- **EXERCISE INSTRUCTIONS**
Keep the pictures out of the copy and repeat the records exactly.

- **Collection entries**
------------------------------------------------------------

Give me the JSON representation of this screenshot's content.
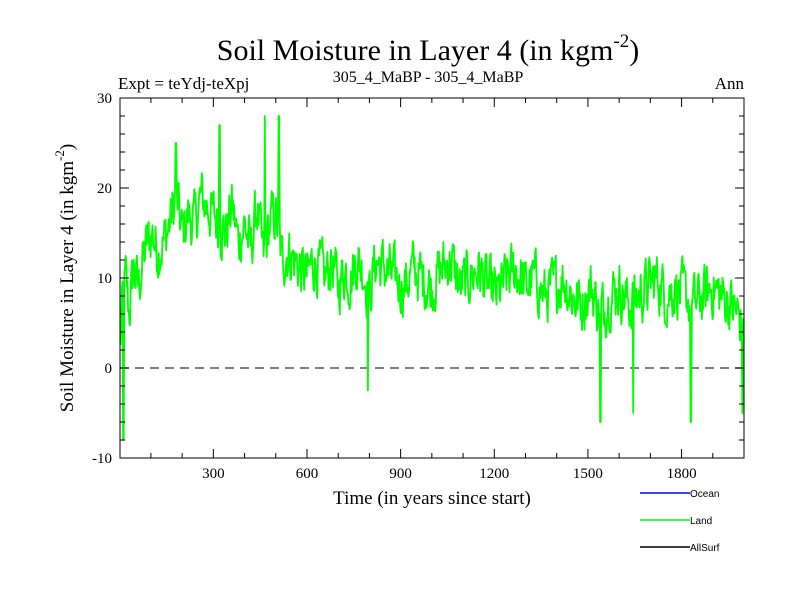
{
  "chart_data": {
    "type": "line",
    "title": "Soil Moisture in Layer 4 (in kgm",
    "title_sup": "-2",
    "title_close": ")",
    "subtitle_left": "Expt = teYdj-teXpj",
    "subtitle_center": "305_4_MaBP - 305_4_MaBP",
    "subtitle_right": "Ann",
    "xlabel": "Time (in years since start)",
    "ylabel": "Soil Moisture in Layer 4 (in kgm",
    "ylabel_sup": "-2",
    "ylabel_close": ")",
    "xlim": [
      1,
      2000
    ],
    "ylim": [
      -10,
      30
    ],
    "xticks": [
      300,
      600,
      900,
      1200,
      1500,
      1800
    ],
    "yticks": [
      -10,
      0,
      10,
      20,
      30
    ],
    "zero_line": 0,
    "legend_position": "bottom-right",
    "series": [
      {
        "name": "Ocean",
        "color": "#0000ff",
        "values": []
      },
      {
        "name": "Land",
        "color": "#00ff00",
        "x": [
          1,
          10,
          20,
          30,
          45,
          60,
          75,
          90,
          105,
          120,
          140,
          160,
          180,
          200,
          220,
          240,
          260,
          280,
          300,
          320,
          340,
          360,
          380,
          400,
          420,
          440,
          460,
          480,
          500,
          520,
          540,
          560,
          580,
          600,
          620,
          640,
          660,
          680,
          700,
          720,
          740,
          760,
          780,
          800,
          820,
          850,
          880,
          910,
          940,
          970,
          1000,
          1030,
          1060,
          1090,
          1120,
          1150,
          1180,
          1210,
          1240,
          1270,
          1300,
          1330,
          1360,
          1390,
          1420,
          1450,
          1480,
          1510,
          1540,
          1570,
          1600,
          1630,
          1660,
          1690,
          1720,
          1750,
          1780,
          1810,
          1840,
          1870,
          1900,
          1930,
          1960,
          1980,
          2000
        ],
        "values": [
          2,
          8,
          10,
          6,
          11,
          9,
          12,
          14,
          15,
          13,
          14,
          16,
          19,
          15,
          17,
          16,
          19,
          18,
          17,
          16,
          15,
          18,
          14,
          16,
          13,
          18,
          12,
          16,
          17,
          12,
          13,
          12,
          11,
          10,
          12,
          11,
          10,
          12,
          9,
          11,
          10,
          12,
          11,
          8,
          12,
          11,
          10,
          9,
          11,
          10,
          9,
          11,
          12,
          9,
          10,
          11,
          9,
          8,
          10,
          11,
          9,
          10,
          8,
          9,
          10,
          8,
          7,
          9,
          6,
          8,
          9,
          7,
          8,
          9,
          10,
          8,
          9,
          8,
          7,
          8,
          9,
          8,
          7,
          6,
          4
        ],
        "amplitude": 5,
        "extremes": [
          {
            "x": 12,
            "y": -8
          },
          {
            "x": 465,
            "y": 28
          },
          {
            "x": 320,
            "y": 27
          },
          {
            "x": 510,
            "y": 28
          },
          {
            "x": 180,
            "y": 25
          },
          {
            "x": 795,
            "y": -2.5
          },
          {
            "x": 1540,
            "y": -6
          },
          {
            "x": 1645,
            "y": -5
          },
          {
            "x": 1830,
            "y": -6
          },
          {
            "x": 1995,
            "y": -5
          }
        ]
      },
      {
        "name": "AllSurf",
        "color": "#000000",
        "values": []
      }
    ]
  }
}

------------------------------------------------------------

- **RESPONSE TO THIS EXERCISE**
Give me the JSON representation of this screenshot's content.
{
  "chart_data": {
    "type": "line",
    "title": "Soil Moisture in Layer 4 (in kgm",
    "title_sup": "-2",
    "title_close": ")",
    "subtitle_left": "Expt = teYdj-teXpj",
    "subtitle_center": "305_4_MaBP - 305_4_MaBP",
    "subtitle_right": "Ann",
    "xlabel": "Time (in years since start)",
    "ylabel": "Soil Moisture in Layer 4 (in kgm",
    "ylabel_sup": "-2",
    "ylabel_close": ")",
    "xlim": [
      1,
      2000
    ],
    "ylim": [
      -10,
      30
    ],
    "xticks": [
      300,
      600,
      900,
      1200,
      1500,
      1800
    ],
    "yticks": [
      -10,
      0,
      10,
      20,
      30
    ],
    "zero_line": 0,
    "legend_position": "bottom-right",
    "series": [
      {
        "name": "Ocean",
        "color": "#0000ff",
        "values": []
      },
      {
        "name": "Land",
        "color": "#00ff00",
        "x": [
          1,
          10,
          20,
          30,
          45,
          60,
          75,
          90,
          105,
          120,
          140,
          160,
          180,
          200,
          220,
          240,
          260,
          280,
          300,
          320,
          340,
          360,
          380,
          400,
          420,
          440,
          460,
          480,
          500,
          520,
          540,
          560,
          580,
          600,
          620,
          640,
          660,
          680,
          700,
          720,
          740,
          760,
          780,
          800,
          820,
          850,
          880,
          910,
          940,
          970,
          1000,
          1030,
          1060,
          1090,
          1120,
          1150,
          1180,
          1210,
          1240,
          1270,
          1300,
          1330,
          1360,
          1390,
          1420,
          1450,
          1480,
          1510,
          1540,
          1570,
          1600,
          1630,
          1660,
          1690,
          1720,
          1750,
          1780,
          1810,
          1840,
          1870,
          1900,
          1930,
          1960,
          1980,
          2000
        ],
        "values": [
          2,
          8,
          10,
          6,
          11,
          9,
          12,
          14,
          15,
          13,
          14,
          16,
          19,
          15,
          17,
          16,
          19,
          18,
          17,
          16,
          15,
          18,
          14,
          16,
          13,
          18,
          12,
          16,
          17,
          12,
          13,
          12,
          11,
          10,
          12,
          11,
          10,
          12,
          9,
          11,
          10,
          12,
          11,
          8,
          12,
          11,
          10,
          9,
          11,
          10,
          9,
          11,
          12,
          9,
          10,
          11,
          9,
          8,
          10,
          11,
          9,
          10,
          8,
          9,
          10,
          8,
          7,
          9,
          6,
          8,
          9,
          7,
          8,
          9,
          10,
          8,
          9,
          8,
          7,
          8,
          9,
          8,
          7,
          6,
          4
        ],
        "amplitude": 5,
        "extremes": [
          {
            "x": 12,
            "y": -8
          },
          {
            "x": 465,
            "y": 28
          },
          {
            "x": 320,
            "y": 27
          },
          {
            "x": 510,
            "y": 28
          },
          {
            "x": 180,
            "y": 25
          },
          {
            "x": 795,
            "y": -2.5
          },
          {
            "x": 1540,
            "y": -6
          },
          {
            "x": 1645,
            "y": -5
          },
          {
            "x": 1830,
            "y": -6
          },
          {
            "x": 1995,
            "y": -5
          }
        ]
      },
      {
        "name": "AllSurf",
        "color": "#000000",
        "values": []
      }
    ]
  }
}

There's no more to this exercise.